# [SHORT TASK]
Write out each entry again. Keep every word exactly as it is.

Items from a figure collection
Begin

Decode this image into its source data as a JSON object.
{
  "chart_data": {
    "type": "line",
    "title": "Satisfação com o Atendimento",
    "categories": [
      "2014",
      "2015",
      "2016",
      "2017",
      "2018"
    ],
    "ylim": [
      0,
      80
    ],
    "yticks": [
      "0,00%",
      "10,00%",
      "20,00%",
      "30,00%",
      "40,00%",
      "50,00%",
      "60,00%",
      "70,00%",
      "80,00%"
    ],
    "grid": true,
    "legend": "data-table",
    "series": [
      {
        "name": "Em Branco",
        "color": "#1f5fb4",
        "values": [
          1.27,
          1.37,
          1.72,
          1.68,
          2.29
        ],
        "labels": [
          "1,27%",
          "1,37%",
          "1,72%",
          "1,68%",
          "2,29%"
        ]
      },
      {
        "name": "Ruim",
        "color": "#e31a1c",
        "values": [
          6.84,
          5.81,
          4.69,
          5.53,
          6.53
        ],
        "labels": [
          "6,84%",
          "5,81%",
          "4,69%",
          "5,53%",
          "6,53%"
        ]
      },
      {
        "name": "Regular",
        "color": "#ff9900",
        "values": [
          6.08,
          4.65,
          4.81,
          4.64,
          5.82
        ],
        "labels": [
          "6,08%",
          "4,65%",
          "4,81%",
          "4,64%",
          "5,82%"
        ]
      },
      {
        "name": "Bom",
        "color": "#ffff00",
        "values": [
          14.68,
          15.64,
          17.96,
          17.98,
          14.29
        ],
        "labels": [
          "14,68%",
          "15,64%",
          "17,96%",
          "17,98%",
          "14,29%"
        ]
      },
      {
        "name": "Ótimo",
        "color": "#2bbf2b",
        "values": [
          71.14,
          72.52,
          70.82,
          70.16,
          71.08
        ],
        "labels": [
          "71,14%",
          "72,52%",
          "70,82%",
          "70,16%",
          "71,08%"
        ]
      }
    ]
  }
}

End

# [EXERCISE ANSWER]
Decode this image into its source data as a JSON object.
{
  "chart_data": {
    "type": "line",
    "title": "Satisfação com o Atendimento",
    "categories": [
      "2014",
      "2015",
      "2016",
      "2017",
      "2018"
    ],
    "ylim": [
      0,
      80
    ],
    "yticks": [
      "0,00%",
      "10,00%",
      "20,00%",
      "30,00%",
      "40,00%",
      "50,00%",
      "60,00%",
      "70,00%",
      "80,00%"
    ],
    "grid": true,
    "legend": "data-table",
    "series": [
      {
        "name": "Em Branco",
        "color": "#1f5fb4",
        "values": [
          1.27,
          1.37,
          1.72,
          1.68,
          2.29
        ],
        "labels": [
          "1,27%",
          "1,37%",
          "1,72%",
          "1,68%",
          "2,29%"
        ]
      },
      {
        "name": "Ruim",
        "color": "#e31a1c",
        "values": [
          6.84,
          5.81,
          4.69,
          5.53,
          6.53
        ],
        "labels": [
          "6,84%",
          "5,81%",
          "4,69%",
          "5,53%",
          "6,53%"
        ]
      },
      {
        "name": "Regular",
        "color": "#ff9900",
        "values": [
          6.08,
          4.65,
          4.81,
          4.64,
          5.82
        ],
        "labels": [
          "6,08%",
          "4,65%",
          "4,81%",
          "4,64%",
          "5,82%"
        ]
      },
      {
        "name": "Bom",
        "color": "#ffff00",
        "values": [
          14.68,
          15.64,
          17.96,
          17.98,
          14.29
        ],
        "labels": [
          "14,68%",
          "15,64%",
          "17,96%",
          "17,98%",
          "14,29%"
        ]
      },
      {
        "name": "Ótimo",
        "color": "#2bbf2b",
        "values": [
          71.14,
          72.52,
          70.82,
          70.16,
          71.08
        ],
        "labels": [
          "71,14%",
          "72,52%",
          "70,82%",
          "70,16%",
          "71,08%"
        ]
      }
    ]
  }
}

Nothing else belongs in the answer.